## Provided entries

# # # #

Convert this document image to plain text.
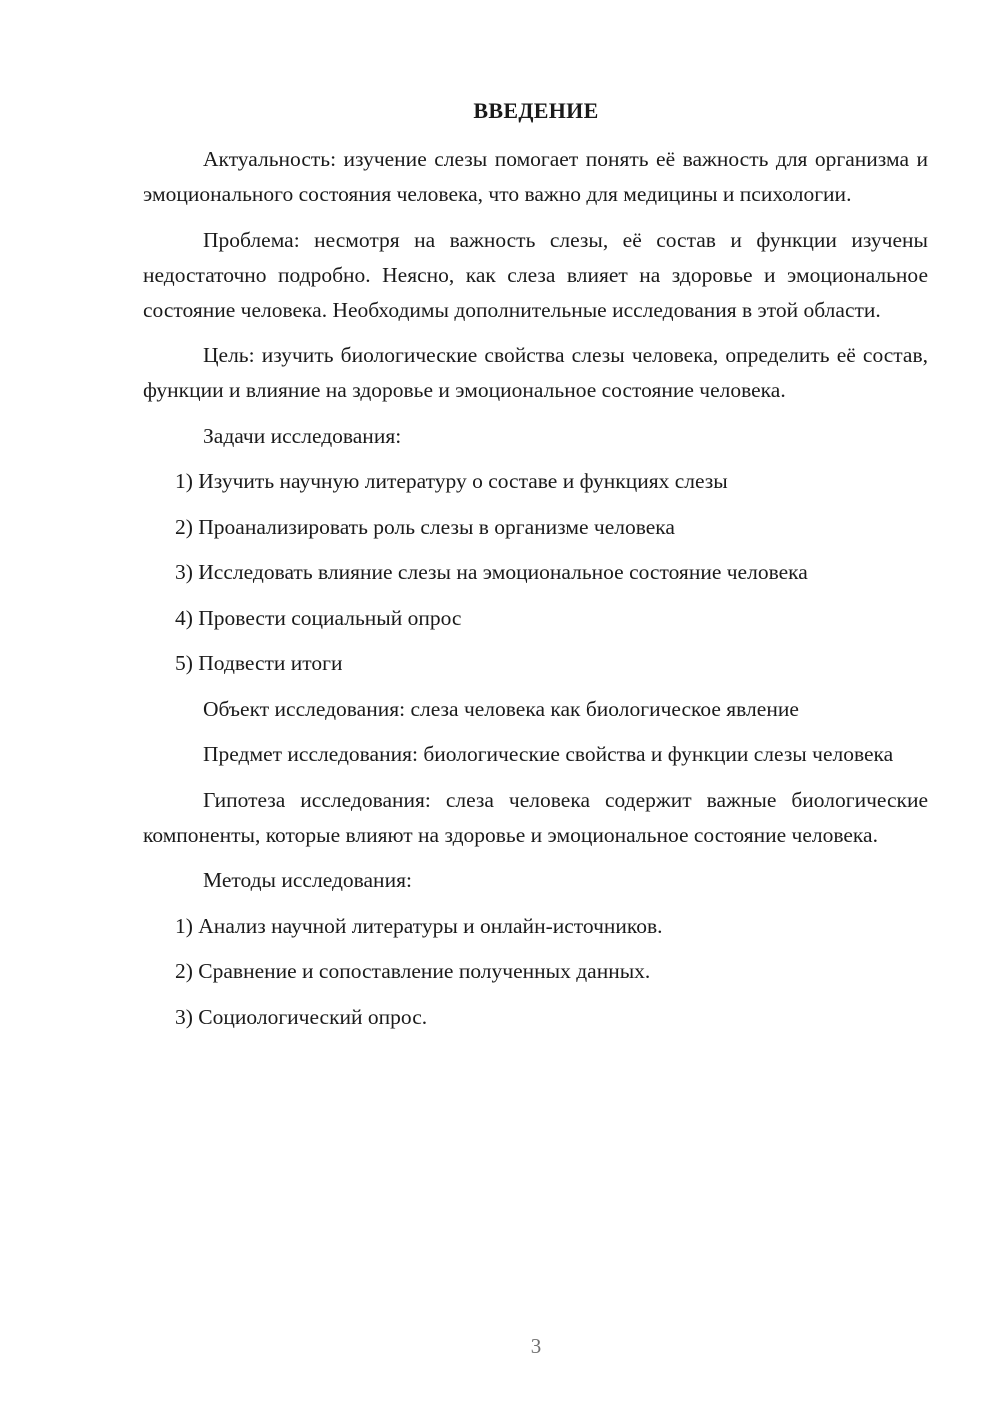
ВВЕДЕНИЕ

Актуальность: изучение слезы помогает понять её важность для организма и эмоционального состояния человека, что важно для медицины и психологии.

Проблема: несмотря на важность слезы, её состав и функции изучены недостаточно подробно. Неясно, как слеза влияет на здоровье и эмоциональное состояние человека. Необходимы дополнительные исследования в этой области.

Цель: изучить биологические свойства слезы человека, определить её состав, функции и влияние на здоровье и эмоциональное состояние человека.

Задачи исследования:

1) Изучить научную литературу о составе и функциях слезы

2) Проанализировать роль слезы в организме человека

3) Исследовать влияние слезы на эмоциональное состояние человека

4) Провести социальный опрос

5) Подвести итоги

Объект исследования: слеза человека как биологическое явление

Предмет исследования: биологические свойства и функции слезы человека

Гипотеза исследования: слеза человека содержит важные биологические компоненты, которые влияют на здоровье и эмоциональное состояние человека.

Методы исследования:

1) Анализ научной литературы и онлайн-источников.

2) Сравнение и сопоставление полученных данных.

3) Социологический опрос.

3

# # # #

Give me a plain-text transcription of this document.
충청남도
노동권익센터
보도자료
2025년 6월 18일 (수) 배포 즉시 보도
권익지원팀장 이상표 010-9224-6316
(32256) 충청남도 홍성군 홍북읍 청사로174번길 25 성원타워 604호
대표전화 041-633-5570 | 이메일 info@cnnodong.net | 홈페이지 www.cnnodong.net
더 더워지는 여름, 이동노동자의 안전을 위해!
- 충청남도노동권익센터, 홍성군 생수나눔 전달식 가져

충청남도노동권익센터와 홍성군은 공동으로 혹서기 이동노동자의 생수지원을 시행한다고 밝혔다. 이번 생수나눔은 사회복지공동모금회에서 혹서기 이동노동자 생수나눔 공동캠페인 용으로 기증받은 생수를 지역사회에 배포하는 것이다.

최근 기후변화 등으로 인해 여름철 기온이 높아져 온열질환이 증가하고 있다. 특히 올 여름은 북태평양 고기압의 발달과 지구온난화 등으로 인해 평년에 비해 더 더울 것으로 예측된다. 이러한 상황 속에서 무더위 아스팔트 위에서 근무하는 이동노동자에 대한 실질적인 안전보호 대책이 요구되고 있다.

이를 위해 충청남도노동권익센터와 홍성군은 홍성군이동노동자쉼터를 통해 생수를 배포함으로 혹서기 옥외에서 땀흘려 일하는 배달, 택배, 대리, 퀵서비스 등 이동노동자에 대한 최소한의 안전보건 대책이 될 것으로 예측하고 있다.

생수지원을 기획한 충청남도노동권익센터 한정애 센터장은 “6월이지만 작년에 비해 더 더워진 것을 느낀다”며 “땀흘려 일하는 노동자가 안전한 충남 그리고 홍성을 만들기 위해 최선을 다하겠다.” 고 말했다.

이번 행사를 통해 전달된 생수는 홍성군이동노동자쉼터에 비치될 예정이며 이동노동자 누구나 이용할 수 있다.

# # # #

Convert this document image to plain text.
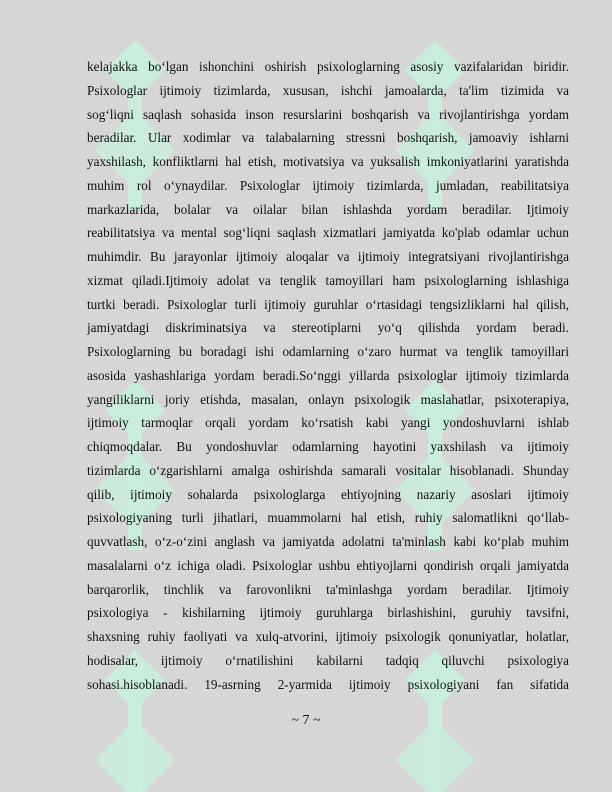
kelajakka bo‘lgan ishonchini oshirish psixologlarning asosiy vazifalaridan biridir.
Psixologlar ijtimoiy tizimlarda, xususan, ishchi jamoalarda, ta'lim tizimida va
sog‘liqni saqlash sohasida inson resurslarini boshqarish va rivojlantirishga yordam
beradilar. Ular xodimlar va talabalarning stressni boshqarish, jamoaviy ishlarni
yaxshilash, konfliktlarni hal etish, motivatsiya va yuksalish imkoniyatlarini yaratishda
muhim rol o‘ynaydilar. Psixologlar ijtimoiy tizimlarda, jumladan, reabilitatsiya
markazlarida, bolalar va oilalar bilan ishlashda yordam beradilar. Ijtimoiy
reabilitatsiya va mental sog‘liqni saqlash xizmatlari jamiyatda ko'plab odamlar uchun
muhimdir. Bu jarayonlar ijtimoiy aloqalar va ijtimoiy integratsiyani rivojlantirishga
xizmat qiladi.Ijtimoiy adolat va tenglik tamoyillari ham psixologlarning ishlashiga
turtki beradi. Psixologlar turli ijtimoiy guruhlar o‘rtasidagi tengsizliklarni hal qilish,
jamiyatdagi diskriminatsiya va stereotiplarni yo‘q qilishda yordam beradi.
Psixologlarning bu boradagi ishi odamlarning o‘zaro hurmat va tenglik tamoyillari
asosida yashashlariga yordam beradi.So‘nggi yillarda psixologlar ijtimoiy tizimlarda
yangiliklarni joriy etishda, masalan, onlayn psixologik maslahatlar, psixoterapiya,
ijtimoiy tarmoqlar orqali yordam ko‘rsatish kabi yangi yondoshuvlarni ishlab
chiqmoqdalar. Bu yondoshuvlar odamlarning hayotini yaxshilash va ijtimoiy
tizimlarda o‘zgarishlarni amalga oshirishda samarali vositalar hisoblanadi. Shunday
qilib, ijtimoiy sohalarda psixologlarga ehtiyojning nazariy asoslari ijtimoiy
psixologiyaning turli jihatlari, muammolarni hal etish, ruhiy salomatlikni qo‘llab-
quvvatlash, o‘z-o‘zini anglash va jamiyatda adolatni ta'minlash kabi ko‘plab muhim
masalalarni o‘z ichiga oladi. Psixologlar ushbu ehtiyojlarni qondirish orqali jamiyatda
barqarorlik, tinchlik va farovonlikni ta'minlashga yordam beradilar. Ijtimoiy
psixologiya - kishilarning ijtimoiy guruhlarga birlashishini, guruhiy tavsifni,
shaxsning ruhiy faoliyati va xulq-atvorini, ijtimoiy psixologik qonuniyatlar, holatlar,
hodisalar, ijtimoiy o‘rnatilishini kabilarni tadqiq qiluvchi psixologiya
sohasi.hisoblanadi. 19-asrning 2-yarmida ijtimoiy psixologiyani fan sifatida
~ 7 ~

# # # #

## Your goal
Return each line of the listing that holds the string "psixologik".

## Response to the task
yangiliklarni joriy etishda, masalan, onlayn psixologik maslahatlar, psixoterapiya,
shaxsning ruhiy faoliyati va xulq-atvorini, ijtimoiy psixologik qonuniyatlar, holatlar,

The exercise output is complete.